[Structured figure records]
---+---
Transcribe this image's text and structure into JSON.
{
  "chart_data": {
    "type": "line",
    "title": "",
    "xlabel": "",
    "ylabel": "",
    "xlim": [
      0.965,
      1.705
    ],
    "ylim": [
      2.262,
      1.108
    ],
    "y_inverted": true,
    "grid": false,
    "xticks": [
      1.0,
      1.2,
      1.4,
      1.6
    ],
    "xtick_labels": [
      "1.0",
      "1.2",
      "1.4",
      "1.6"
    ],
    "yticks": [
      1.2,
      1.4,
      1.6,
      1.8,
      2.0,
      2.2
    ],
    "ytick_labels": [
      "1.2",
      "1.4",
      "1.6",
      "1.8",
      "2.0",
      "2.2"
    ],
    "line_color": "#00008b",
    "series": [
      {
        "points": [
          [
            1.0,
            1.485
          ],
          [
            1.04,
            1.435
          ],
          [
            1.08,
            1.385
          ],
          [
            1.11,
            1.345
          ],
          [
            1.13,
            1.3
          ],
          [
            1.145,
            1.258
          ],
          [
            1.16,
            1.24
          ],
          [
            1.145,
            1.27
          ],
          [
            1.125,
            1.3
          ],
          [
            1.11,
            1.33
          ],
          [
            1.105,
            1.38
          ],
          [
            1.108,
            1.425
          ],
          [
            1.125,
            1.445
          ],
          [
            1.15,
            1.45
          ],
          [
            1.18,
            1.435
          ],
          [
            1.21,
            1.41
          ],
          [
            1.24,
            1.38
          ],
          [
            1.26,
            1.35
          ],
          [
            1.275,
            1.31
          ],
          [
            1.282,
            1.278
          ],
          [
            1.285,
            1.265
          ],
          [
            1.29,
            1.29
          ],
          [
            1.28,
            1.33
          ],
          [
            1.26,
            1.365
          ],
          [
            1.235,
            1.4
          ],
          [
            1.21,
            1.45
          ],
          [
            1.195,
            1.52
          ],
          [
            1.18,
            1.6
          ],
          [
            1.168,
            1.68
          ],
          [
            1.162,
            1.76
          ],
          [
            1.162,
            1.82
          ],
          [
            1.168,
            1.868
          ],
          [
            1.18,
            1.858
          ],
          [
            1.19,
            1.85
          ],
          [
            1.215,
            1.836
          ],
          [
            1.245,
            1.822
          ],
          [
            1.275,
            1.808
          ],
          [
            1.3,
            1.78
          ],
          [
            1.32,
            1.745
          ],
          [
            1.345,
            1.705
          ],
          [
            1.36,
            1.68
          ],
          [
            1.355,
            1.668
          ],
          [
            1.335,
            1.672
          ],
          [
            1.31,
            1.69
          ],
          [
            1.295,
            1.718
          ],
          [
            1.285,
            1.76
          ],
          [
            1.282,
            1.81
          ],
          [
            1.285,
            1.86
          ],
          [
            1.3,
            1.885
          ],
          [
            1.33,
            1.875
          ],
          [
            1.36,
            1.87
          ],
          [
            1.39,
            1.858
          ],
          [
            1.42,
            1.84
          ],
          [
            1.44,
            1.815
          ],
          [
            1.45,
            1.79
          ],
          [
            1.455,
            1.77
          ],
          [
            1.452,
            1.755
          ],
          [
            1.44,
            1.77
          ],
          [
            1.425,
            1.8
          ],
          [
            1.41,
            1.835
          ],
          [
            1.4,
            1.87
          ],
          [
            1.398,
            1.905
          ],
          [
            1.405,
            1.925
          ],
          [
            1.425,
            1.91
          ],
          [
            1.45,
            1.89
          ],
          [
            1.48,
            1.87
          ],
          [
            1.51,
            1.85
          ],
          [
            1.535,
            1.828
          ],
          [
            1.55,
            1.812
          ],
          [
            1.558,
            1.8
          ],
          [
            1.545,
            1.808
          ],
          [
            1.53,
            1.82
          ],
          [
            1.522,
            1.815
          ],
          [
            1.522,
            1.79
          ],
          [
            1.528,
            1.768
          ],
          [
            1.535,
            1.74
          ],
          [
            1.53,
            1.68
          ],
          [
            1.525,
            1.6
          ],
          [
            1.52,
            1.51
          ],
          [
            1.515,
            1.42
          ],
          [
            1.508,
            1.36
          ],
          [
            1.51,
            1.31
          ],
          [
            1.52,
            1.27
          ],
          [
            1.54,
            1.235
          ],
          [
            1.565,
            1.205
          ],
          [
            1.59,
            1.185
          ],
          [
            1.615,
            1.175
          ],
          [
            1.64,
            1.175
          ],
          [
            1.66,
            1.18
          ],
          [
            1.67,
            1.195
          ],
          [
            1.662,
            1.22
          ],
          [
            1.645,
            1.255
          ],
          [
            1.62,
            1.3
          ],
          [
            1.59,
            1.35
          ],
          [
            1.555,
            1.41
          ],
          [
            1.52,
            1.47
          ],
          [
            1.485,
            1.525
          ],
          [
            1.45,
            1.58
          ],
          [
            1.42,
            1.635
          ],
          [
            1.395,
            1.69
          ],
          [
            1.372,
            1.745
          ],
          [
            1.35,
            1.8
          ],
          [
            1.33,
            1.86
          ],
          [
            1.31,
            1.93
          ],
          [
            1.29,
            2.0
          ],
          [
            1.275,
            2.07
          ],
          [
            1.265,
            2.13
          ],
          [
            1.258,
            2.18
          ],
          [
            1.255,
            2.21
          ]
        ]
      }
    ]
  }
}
---+---
Print out all the entries precisely as written.

### Correct response
Transcribe this image's text and structure into JSON.
{
  "chart_data": {
    "type": "line",
    "title": "",
    "xlabel": "",
    "ylabel": "",
    "xlim": [
      0.965,
      1.705
    ],
    "ylim": [
      2.262,
      1.108
    ],
    "y_inverted": true,
    "grid": false,
    "xticks": [
      1.0,
      1.2,
      1.4,
      1.6
    ],
    "xtick_labels": [
      "1.0",
      "1.2",
      "1.4",
      "1.6"
    ],
    "yticks": [
      1.2,
      1.4,
      1.6,
      1.8,
      2.0,
      2.2
    ],
    "ytick_labels": [
      "1.2",
      "1.4",
      "1.6",
      "1.8",
      "2.0",
      "2.2"
    ],
    "line_color": "#00008b",
    "series": [
      {
        "points": [
          [
            1.0,
            1.485
          ],
          [
            1.04,
            1.435
          ],
          [
            1.08,
            1.385
          ],
          [
            1.11,
            1.345
          ],
          [
            1.13,
            1.3
          ],
          [
            1.145,
            1.258
          ],
          [
            1.16,
            1.24
          ],
          [
            1.145,
            1.27
          ],
          [
            1.125,
            1.3
          ],
          [
            1.11,
            1.33
          ],
          [
            1.105,
            1.38
          ],
          [
            1.108,
            1.425
          ],
          [
            1.125,
            1.445
          ],
          [
            1.15,
            1.45
          ],
          [
            1.18,
            1.435
          ],
          [
            1.21,
            1.41
          ],
          [
            1.24,
            1.38
          ],
          [
            1.26,
            1.35
          ],
          [
            1.275,
            1.31
          ],
          [
            1.282,
            1.278
          ],
          [
            1.285,
            1.265
          ],
          [
            1.29,
            1.29
          ],
          [
            1.28,
            1.33
          ],
          [
            1.26,
            1.365
          ],
          [
            1.235,
            1.4
          ],
          [
            1.21,
            1.45
          ],
          [
            1.195,
            1.52
          ],
          [
            1.18,
            1.6
          ],
          [
            1.168,
            1.68
          ],
          [
            1.162,
            1.76
          ],
          [
            1.162,
            1.82
          ],
          [
            1.168,
            1.868
          ],
          [
            1.18,
            1.858
          ],
          [
            1.19,
            1.85
          ],
          [
            1.215,
            1.836
          ],
          [
            1.245,
            1.822
          ],
          [
            1.275,
            1.808
          ],
          [
            1.3,
            1.78
          ],
          [
            1.32,
            1.745
          ],
          [
            1.345,
            1.705
          ],
          [
            1.36,
            1.68
          ],
          [
            1.355,
            1.668
          ],
          [
            1.335,
            1.672
          ],
          [
            1.31,
            1.69
          ],
          [
            1.295,
            1.718
          ],
          [
            1.285,
            1.76
          ],
          [
            1.282,
            1.81
          ],
          [
            1.285,
            1.86
          ],
          [
            1.3,
            1.885
          ],
          [
            1.33,
            1.875
          ],
          [
            1.36,
            1.87
          ],
          [
            1.39,
            1.858
          ],
          [
            1.42,
            1.84
          ],
          [
            1.44,
            1.815
          ],
          [
            1.45,
            1.79
          ],
          [
            1.455,
            1.77
          ],
          [
            1.452,
            1.755
          ],
          [
            1.44,
            1.77
          ],
          [
            1.425,
            1.8
          ],
          [
            1.41,
            1.835
          ],
          [
            1.4,
            1.87
          ],
          [
            1.398,
            1.905
          ],
          [
            1.405,
            1.925
          ],
          [
            1.425,
            1.91
          ],
          [
            1.45,
            1.89
          ],
          [
            1.48,
            1.87
          ],
          [
            1.51,
            1.85
          ],
          [
            1.535,
            1.828
          ],
          [
            1.55,
            1.812
          ],
          [
            1.558,
            1.8
          ],
          [
            1.545,
            1.808
          ],
          [
            1.53,
            1.82
          ],
          [
            1.522,
            1.815
          ],
          [
            1.522,
            1.79
          ],
          [
            1.528,
            1.768
          ],
          [
            1.535,
            1.74
          ],
          [
            1.53,
            1.68
          ],
          [
            1.525,
            1.6
          ],
          [
            1.52,
            1.51
          ],
          [
            1.515,
            1.42
          ],
          [
            1.508,
            1.36
          ],
          [
            1.51,
            1.31
          ],
          [
            1.52,
            1.27
          ],
          [
            1.54,
            1.235
          ],
          [
            1.565,
            1.205
          ],
          [
            1.59,
            1.185
          ],
          [
            1.615,
            1.175
          ],
          [
            1.64,
            1.175
          ],
          [
            1.66,
            1.18
          ],
          [
            1.67,
            1.195
          ],
          [
            1.662,
            1.22
          ],
          [
            1.645,
            1.255
          ],
          [
            1.62,
            1.3
          ],
          [
            1.59,
            1.35
          ],
          [
            1.555,
            1.41
          ],
          [
            1.52,
            1.47
          ],
          [
            1.485,
            1.525
          ],
          [
            1.45,
            1.58
          ],
          [
            1.42,
            1.635
          ],
          [
            1.395,
            1.69
          ],
          [
            1.372,
            1.745
          ],
          [
            1.35,
            1.8
          ],
          [
            1.33,
            1.86
          ],
          [
            1.31,
            1.93
          ],
          [
            1.29,
            2.0
          ],
          [
            1.275,
            2.07
          ],
          [
            1.265,
            2.13
          ],
          [
            1.258,
            2.18
          ],
          [
            1.255,
            2.21
          ]
        ]
      }
    ]
  }
}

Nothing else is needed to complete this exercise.